__Aim of the task__: Copy each line exactly.

__Data for processing__:

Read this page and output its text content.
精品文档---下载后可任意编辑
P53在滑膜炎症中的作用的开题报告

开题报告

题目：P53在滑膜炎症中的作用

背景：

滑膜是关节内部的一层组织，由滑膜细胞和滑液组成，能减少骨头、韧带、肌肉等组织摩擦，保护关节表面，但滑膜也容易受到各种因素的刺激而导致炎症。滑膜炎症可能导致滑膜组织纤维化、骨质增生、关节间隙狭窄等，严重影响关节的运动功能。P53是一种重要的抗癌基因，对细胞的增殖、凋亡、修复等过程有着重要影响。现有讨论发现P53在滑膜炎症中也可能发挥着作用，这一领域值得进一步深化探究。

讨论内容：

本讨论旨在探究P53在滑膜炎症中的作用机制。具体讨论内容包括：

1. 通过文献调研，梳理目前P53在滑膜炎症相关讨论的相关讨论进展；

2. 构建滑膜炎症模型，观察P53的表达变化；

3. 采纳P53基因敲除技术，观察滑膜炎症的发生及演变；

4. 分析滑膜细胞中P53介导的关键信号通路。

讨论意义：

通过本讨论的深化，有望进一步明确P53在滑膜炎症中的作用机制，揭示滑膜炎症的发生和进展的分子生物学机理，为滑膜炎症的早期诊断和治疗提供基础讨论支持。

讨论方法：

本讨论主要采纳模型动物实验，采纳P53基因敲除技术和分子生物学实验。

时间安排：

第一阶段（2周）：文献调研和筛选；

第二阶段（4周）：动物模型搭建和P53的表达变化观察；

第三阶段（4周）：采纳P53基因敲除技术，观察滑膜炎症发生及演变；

__Result of this exercise__:
Read this page and output its text content.
精品文档---下载后可任意编辑
P53在滑膜炎症中的作用的开题报告

开题报告

题目：P53在滑膜炎症中的作用

背景：

滑膜是关节内部的一层组织，由滑膜细胞和滑液组成，能减少骨头、韧带、肌肉等组织摩擦，保护关节表面，但滑膜也容易受到各种因素的刺激而导致炎症。滑膜炎症可能导致滑膜组织纤维化、骨质增生、关节间隙狭窄等，严重影响关节的运动功能。P53是一种重要的抗癌基因，对细胞的增殖、凋亡、修复等过程有着重要影响。现有讨论发现P53在滑膜炎症中也可能发挥着作用，这一领域值得进一步深化探究。

讨论内容：

本讨论旨在探究P53在滑膜炎症中的作用机制。具体讨论内容包括：

1. 通过文献调研，梳理目前P53在滑膜炎症相关讨论的相关讨论进展；

2. 构建滑膜炎症模型，观察P53的表达变化；

3. 采纳P53基因敲除技术，观察滑膜炎症的发生及演变；

4. 分析滑膜细胞中P53介导的关键信号通路。

讨论意义：

通过本讨论的深化，有望进一步明确P53在滑膜炎症中的作用机制，揭示滑膜炎症的发生和进展的分子生物学机理，为滑膜炎症的早期诊断和治疗提供基础讨论支持。

讨论方法：

本讨论主要采纳模型动物实验，采纳P53基因敲除技术和分子生物学实验。

时间安排：

第一阶段（2周）：文献调研和筛选；

第二阶段（4周）：动物模型搭建和P53的表达变化观察；

第三阶段（4周）：采纳P53基因敲除技术，观察滑膜炎症发生及演变；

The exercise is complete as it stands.